▶ [The problem]: Gather up the lines that contain "業務のあり方の見直し".

▶ [Data section]:
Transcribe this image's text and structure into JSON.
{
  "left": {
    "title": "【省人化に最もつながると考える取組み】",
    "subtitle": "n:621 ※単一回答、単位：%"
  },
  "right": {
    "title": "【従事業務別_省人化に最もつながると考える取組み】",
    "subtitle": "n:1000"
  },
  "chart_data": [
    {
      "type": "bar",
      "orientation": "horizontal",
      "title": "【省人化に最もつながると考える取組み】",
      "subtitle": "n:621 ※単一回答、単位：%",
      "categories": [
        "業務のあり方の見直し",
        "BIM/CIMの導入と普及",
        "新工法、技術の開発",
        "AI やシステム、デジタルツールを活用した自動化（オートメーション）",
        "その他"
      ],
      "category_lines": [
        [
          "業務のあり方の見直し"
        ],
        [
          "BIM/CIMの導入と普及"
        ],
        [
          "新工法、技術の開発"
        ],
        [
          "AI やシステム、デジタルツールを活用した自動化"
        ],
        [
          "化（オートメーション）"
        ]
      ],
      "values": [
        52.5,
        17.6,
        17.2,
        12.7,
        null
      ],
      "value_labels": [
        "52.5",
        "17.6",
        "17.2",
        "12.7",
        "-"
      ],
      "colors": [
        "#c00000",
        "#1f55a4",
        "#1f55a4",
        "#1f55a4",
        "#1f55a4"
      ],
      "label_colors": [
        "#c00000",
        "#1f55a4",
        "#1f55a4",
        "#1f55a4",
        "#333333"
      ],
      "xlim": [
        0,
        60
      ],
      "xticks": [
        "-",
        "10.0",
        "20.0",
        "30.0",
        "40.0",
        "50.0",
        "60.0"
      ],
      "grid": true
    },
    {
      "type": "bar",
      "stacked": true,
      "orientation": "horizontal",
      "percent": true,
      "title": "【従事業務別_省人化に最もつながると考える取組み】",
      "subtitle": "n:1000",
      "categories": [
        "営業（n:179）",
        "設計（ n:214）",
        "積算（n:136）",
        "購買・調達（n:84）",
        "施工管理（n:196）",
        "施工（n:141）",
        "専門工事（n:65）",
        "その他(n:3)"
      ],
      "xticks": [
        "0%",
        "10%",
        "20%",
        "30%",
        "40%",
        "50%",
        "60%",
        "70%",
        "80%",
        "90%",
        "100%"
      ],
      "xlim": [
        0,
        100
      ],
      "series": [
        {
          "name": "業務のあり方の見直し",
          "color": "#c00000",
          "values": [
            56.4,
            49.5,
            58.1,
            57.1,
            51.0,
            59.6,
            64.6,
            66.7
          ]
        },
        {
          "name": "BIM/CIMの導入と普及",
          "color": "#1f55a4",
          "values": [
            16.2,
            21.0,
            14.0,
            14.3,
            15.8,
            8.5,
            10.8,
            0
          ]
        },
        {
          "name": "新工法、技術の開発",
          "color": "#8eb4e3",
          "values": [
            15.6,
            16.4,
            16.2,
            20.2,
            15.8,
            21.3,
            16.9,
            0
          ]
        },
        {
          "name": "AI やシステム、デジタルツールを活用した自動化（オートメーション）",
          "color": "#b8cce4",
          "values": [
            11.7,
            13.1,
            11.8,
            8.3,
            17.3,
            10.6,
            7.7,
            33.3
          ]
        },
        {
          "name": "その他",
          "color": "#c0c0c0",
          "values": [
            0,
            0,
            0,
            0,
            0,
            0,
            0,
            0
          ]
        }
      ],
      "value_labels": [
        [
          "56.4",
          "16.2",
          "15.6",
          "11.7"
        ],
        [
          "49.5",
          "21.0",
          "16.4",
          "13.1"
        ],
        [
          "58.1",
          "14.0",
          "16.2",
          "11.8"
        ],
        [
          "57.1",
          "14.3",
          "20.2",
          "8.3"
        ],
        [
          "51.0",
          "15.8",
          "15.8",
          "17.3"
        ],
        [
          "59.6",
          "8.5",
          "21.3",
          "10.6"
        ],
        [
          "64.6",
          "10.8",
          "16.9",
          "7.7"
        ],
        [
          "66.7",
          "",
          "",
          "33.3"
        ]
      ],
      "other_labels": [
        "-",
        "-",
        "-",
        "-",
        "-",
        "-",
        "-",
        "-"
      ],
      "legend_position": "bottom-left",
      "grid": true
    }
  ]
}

▶ [Task result]:
        "業務のあり方の見直し",
          "業務のあり方の見直し"
          "name": "業務のあり方の見直し",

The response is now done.